Archive for the ‘Various Frustrations’ Category

Announcing tmdiff

For all I know this already exists and I just was unable to google it up. Assuming it doesn’t, tmdiff allows you to perform a command line diff on a text file against a time machine version.

Repo: https://github.com/erica/tmdiff

Usage:

Usage: tmdiff (--list)
       tmdiff [offset: 1] path

The list option just lists the dates for the backups in reverse chronological order. Supply a path to diff, e.g.

tmdiff Style600-Control\ Flow.md

It defaults to using the “but last” backup offset of 1. If you want to use the most recent backup, use 0 instead, or any number moving further back in time as the value increases:

tmdiff 0 Style600-Control\ Flow.md
tmdiff 3 Style600-Control\ Flow.md

I hope this is handy for someone out there on the opposite side of the Intertube, especially since version control is baked into stuff like TextEdit. Do let me know if you use it.

Update: See also github.com/erica/tmls and github.com/erica/tmcp. The former runs ls, complete with arguments. The latter performs a nondestructive copy with the Time Machine date appended.

How to add a bookmark in Sierra Safari

I’ve been super-frustrated trying to use ⌘-D to add bookmarks ever since I installed Sierra. The browser only wants to add my bookmarks to existing folders. I, on the other hand, want my bookmarks to go to the main list until I have time to weed and sort them.

This morning, I finally found out how to save bookmarks to the Bookmarks list in Sierra:

  1. Hover your mouse over the left side of the URL bar (aka the smart search field). A circled ⊕ appears.
  2. Do not click it. If you do, you’ll just add the page to the reading list. Instead, click-and-hold until a contextual menu appears.
  3. Now move the cursor down to “Bookmarks” and click there.

§ **Problems and tasks**
a – Transcribe everything in the blog post from "It defaults to" down to "you use it.".
b – According to the blog post, which backup offset does tmdiff use by default?
Rely on the blog post alone.

§ **Recorded data**
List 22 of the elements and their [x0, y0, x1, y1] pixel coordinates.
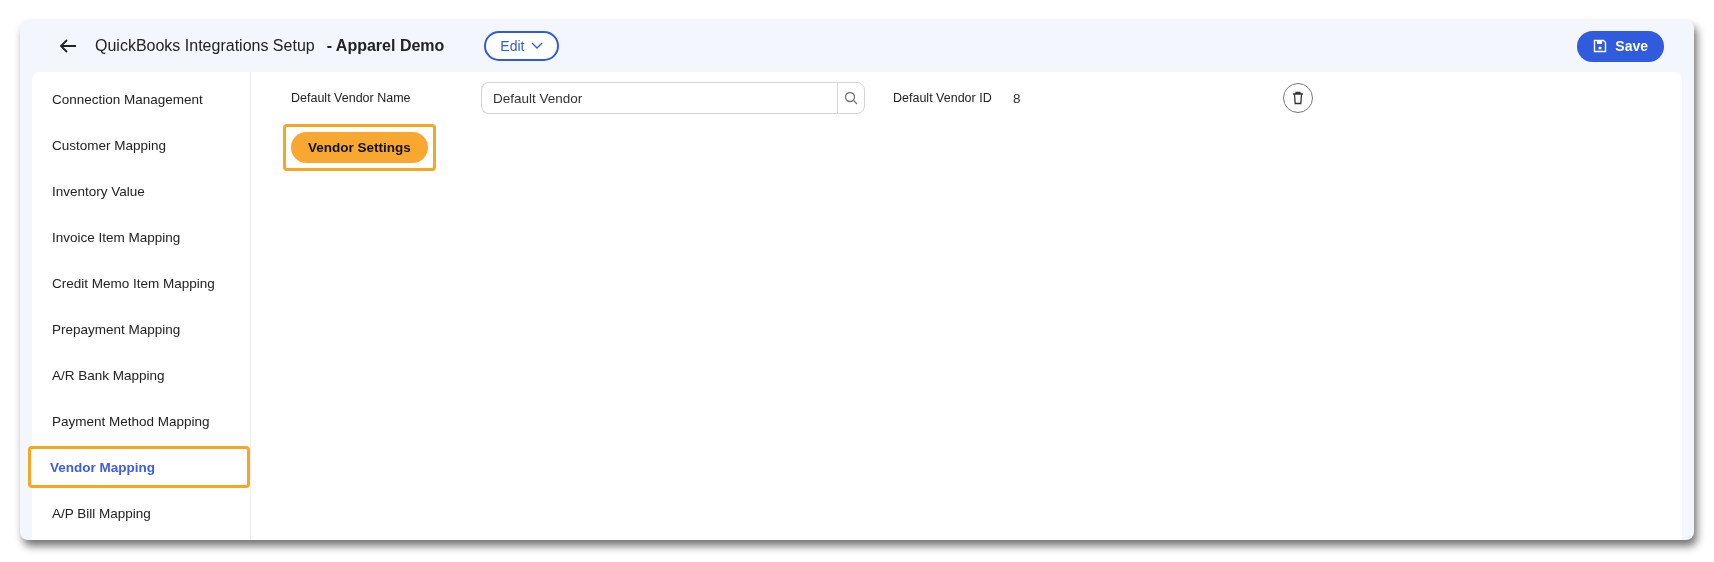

§ **Task results**
a –
It defaults to using the “but last” backup offset of 1. If you want to use the most recent backup, use 0 instead, or any number moving further back in time as the value increases:

tmdiff 0 Style600-Control\ Flow.md
tmdiff 3 Style600-Control\ Flow.md

I hope this is handy for someone out there on the opposite side of the Intertube, especially since version control is baked into stuff like TextEdit. Do let me know if you use it.

b – It uses the "but last" backup offset of 1.